What this task involves.
Search the records below for the word "Score". Pull out each line that has it.
-- Excerpted records start --
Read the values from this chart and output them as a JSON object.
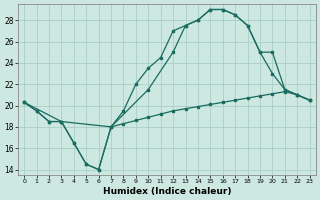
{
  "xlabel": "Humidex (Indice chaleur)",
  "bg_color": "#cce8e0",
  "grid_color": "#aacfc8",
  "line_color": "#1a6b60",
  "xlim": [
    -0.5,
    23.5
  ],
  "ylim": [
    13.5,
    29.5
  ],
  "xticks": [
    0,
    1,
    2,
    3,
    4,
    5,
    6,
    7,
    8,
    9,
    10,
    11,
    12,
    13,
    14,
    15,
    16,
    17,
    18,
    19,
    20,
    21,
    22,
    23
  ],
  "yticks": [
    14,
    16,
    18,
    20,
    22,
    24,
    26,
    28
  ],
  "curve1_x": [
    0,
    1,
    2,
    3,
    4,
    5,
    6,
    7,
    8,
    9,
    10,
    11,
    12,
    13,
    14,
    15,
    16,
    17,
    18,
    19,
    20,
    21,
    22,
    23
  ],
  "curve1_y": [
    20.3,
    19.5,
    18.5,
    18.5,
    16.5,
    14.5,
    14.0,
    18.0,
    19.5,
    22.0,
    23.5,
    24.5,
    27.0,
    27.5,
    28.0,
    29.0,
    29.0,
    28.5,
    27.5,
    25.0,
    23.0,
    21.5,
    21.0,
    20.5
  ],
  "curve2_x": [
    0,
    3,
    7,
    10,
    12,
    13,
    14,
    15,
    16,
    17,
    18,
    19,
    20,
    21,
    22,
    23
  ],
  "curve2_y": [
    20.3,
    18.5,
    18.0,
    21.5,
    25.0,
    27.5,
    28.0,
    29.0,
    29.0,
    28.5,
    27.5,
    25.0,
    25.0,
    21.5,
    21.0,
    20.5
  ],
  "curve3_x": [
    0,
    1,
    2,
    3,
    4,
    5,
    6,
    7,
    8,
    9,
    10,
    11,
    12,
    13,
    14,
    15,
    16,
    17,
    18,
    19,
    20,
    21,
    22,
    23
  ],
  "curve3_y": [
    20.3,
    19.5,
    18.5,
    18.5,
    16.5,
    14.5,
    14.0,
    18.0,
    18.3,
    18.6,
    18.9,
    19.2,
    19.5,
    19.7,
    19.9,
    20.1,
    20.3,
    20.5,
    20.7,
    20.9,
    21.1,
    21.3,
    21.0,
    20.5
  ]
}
-- Excerpted records end --
-- Excerpted records start --
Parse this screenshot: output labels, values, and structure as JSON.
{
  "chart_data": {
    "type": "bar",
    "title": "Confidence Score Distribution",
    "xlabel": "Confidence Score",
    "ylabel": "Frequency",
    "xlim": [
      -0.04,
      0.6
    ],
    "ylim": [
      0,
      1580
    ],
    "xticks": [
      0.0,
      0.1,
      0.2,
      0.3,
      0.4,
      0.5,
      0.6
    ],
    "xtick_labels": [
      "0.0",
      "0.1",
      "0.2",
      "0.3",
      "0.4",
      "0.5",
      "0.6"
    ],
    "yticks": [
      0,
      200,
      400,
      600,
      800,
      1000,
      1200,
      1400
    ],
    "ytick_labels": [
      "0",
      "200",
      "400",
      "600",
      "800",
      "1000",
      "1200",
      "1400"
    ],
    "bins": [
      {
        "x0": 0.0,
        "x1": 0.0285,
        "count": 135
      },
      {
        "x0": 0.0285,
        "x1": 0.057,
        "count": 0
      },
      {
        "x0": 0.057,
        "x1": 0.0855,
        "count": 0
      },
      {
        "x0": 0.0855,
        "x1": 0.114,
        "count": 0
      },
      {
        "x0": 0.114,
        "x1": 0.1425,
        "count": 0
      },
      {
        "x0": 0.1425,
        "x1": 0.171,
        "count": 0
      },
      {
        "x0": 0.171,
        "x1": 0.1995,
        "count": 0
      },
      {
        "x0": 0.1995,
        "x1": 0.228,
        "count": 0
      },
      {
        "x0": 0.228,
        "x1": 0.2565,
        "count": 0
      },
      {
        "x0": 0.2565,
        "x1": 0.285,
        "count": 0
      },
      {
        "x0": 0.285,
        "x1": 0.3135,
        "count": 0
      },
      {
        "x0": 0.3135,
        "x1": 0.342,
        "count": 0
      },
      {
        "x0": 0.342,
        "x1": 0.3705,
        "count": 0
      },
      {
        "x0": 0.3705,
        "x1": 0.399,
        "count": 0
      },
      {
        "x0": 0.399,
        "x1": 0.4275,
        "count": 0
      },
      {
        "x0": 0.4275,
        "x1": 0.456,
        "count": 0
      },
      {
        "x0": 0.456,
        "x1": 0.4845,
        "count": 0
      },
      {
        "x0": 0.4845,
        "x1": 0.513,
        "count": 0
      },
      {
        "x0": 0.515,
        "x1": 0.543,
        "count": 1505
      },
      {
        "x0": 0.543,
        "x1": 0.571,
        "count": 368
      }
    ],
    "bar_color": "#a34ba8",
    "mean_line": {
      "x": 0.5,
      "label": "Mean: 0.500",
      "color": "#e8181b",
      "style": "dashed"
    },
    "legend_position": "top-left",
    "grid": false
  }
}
-- Excerpted records end --
Right answer.
    "title": "Confidence Score Distribution",
    "xlabel": "Confidence Score",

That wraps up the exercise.